[START]

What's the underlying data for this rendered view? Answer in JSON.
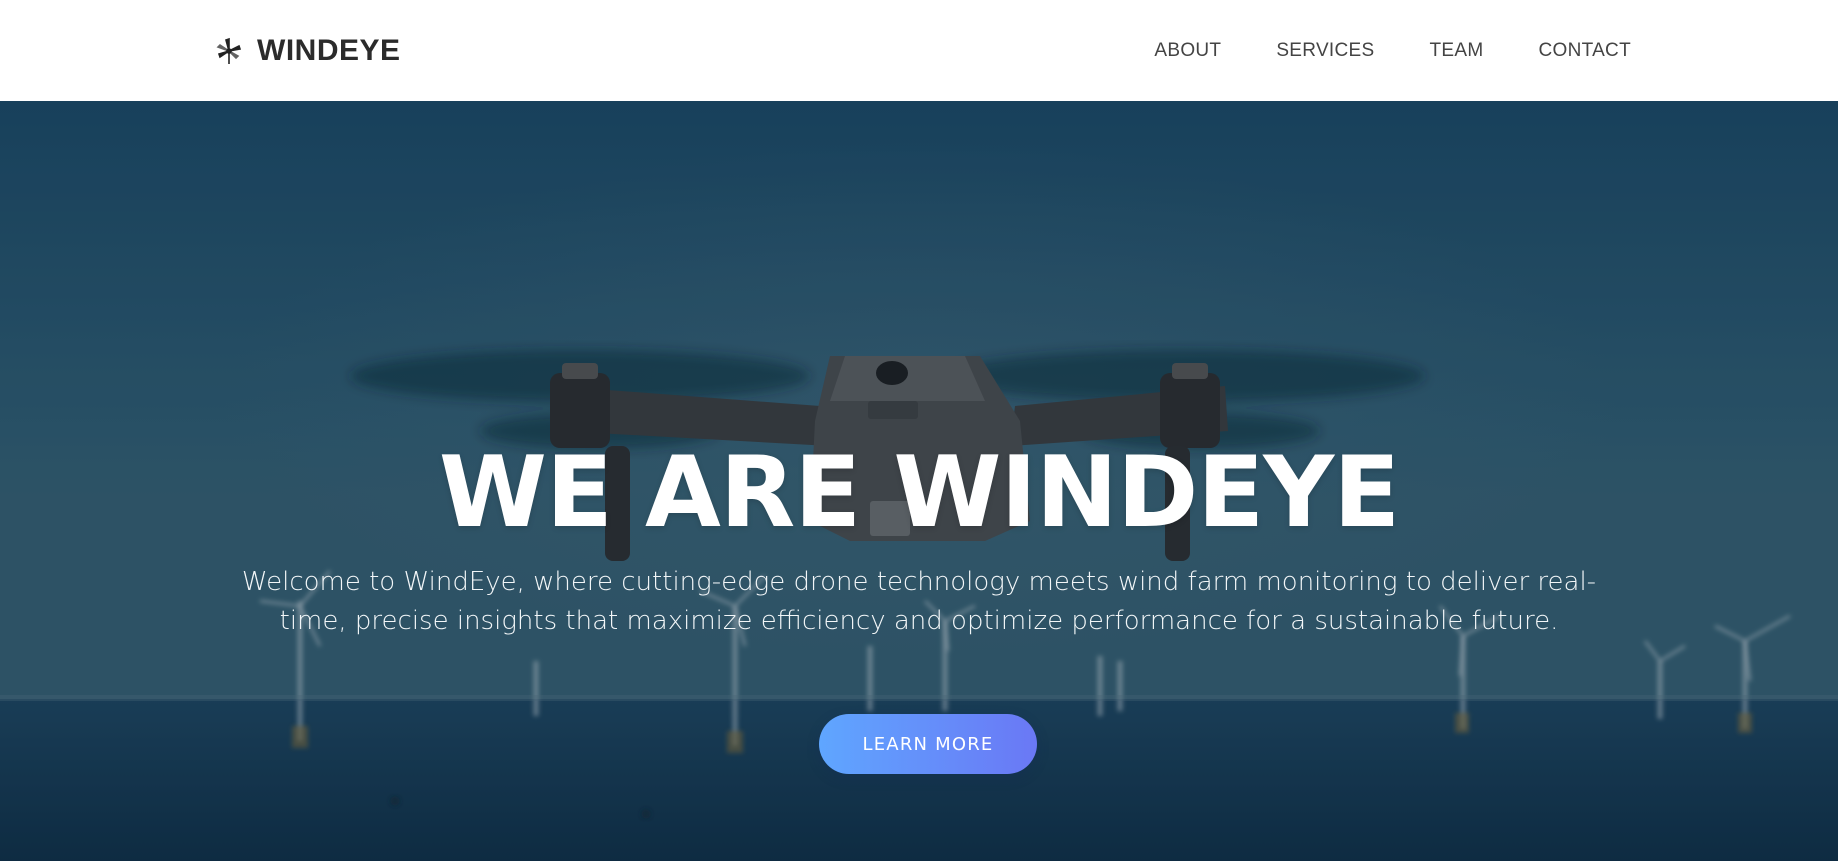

[END]
[START]

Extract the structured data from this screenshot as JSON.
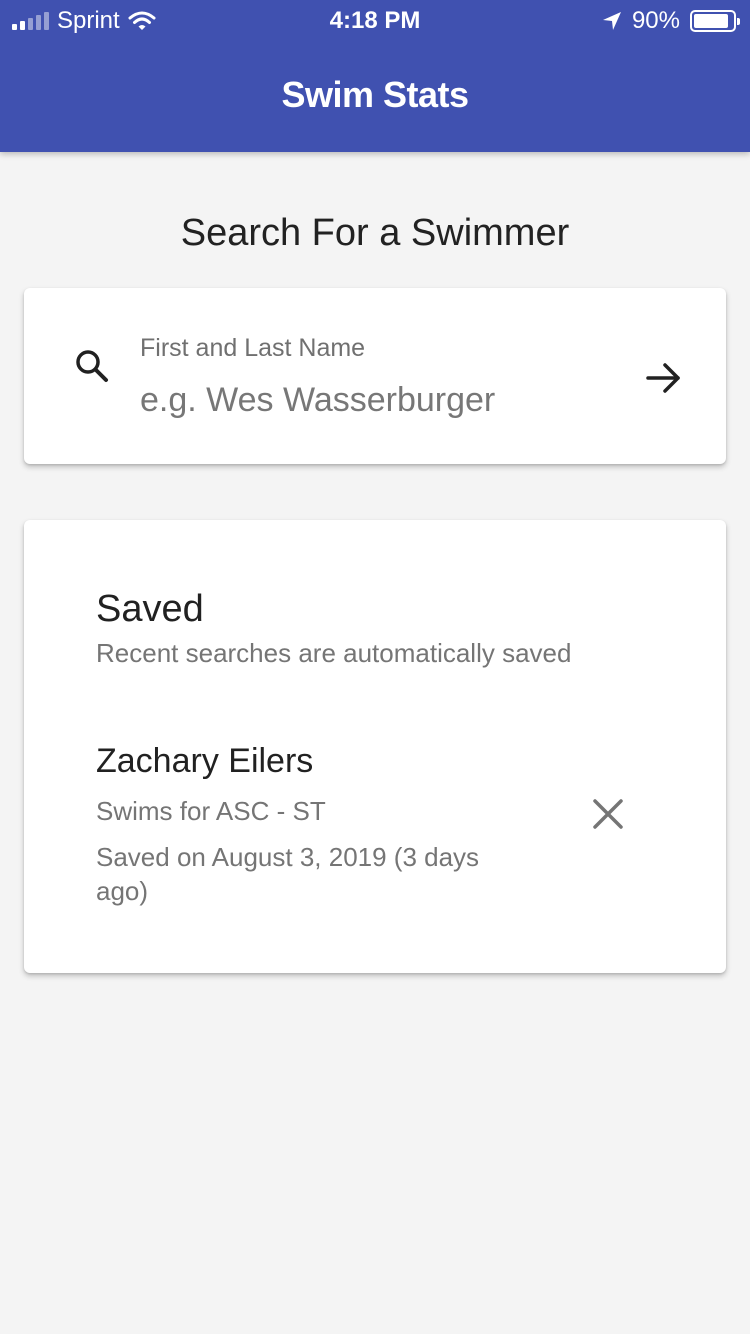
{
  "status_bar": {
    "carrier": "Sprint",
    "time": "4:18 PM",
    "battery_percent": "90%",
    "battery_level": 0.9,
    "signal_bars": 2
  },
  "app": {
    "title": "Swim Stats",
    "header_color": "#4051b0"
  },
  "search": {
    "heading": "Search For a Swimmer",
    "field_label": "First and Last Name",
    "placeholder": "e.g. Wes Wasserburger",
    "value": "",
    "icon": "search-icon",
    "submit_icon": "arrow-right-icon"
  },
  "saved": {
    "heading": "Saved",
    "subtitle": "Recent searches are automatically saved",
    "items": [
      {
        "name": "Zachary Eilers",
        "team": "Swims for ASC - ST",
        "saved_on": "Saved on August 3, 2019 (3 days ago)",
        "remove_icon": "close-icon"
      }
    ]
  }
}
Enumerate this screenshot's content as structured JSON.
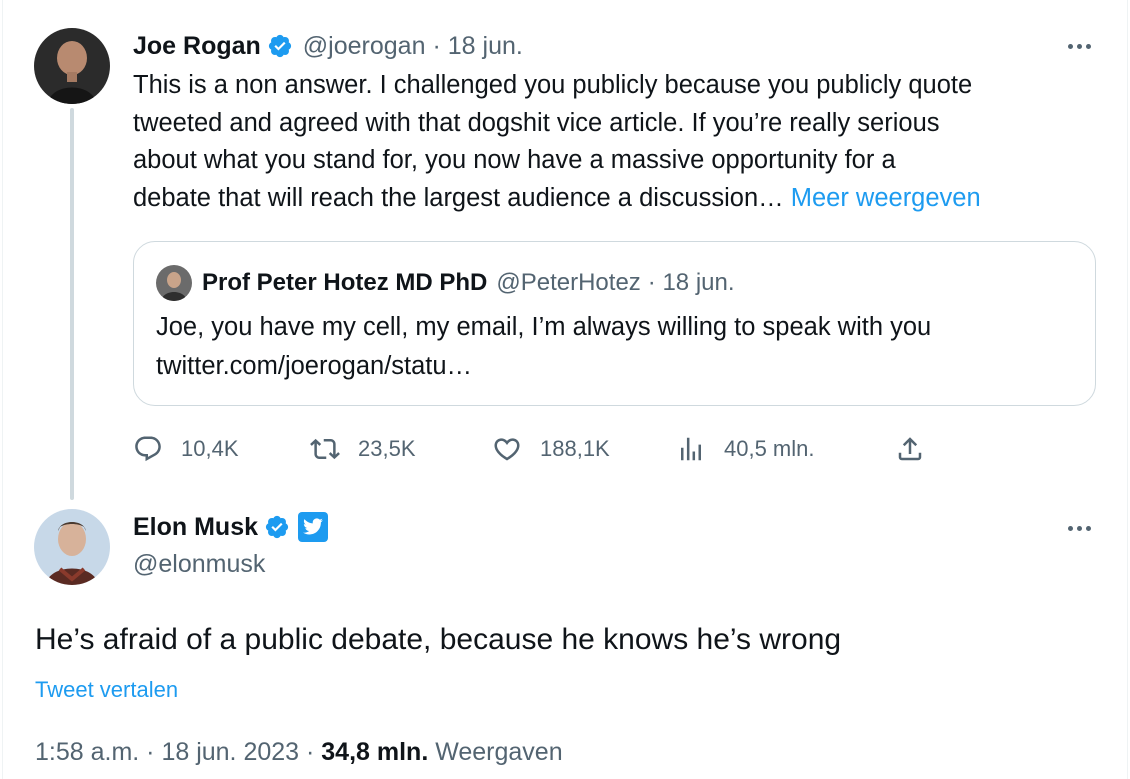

[END]
[START]

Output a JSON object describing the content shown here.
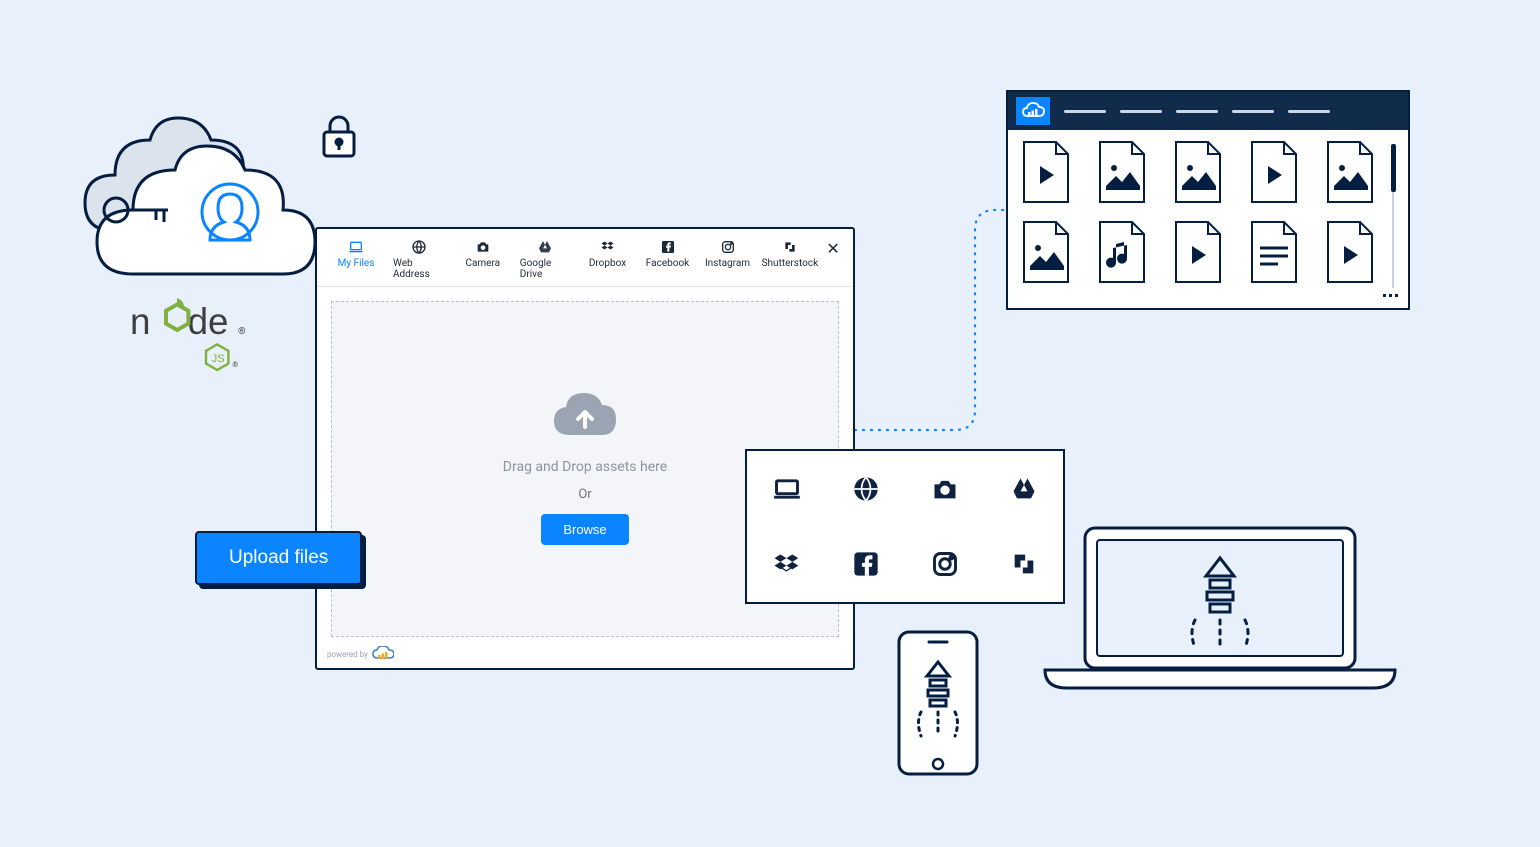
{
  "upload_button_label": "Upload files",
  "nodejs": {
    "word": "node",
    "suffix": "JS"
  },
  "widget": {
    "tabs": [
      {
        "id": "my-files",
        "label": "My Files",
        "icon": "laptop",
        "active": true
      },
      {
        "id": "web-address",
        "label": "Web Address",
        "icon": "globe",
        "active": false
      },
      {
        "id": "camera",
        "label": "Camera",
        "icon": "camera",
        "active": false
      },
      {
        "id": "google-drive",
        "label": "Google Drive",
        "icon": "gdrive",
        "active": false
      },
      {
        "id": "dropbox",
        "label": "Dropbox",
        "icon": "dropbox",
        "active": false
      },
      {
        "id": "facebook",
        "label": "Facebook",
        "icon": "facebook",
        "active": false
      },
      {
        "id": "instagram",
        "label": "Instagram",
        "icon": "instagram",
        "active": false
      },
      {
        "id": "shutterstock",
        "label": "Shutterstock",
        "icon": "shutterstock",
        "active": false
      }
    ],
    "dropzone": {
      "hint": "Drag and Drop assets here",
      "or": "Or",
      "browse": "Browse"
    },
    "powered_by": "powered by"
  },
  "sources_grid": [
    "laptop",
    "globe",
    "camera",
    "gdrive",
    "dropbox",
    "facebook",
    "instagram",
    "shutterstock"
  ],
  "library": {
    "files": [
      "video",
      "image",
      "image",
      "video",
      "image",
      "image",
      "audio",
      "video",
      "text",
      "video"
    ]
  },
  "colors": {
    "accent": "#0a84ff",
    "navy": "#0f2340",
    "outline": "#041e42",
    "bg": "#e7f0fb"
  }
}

[END]

[EXERCISE PROMPT]: Leave the pictures aside and restate exactly the lines from the one containing "Extract the structured" to the one containing "Enumerate this screenshot's", those two lines included.

[SOLVED PROBLEM]:
Extract the structured data from this screenshot as JSON.
{
  "status_bar": {
    "carrier": "Sprint",
    "time": "4:18 PM",
    "battery_percent": "90%",
    "battery_level": 0.9,
    "signal_bars": 2
  },
  "app": {
    "title": "Swim Stats",
    "header_color": "#4051b0"
  },
  "search": {
    "heading": "Search For a Swimmer",
    "field_label": "First and Last Name",
    "placeholder": "e.g. Wes Wasserburger",
    "value": "",
    "icon": "search-icon",
    "submit_icon": "arrow-right-icon"
  },
  "saved": {
    "heading": "Saved",
    "subtitle": "Recent searches are automatically saved",
    "items": [
      {
        "name": "Zachary Eilers",
        "team": "Swims for ASC - ST",
        "saved_on": "Saved on August 3, 2019 (3 days ago)",
        "remove_icon": "close-icon"
      }
    ]
  }
}
Enumerate this screenshot's content as structured JSON.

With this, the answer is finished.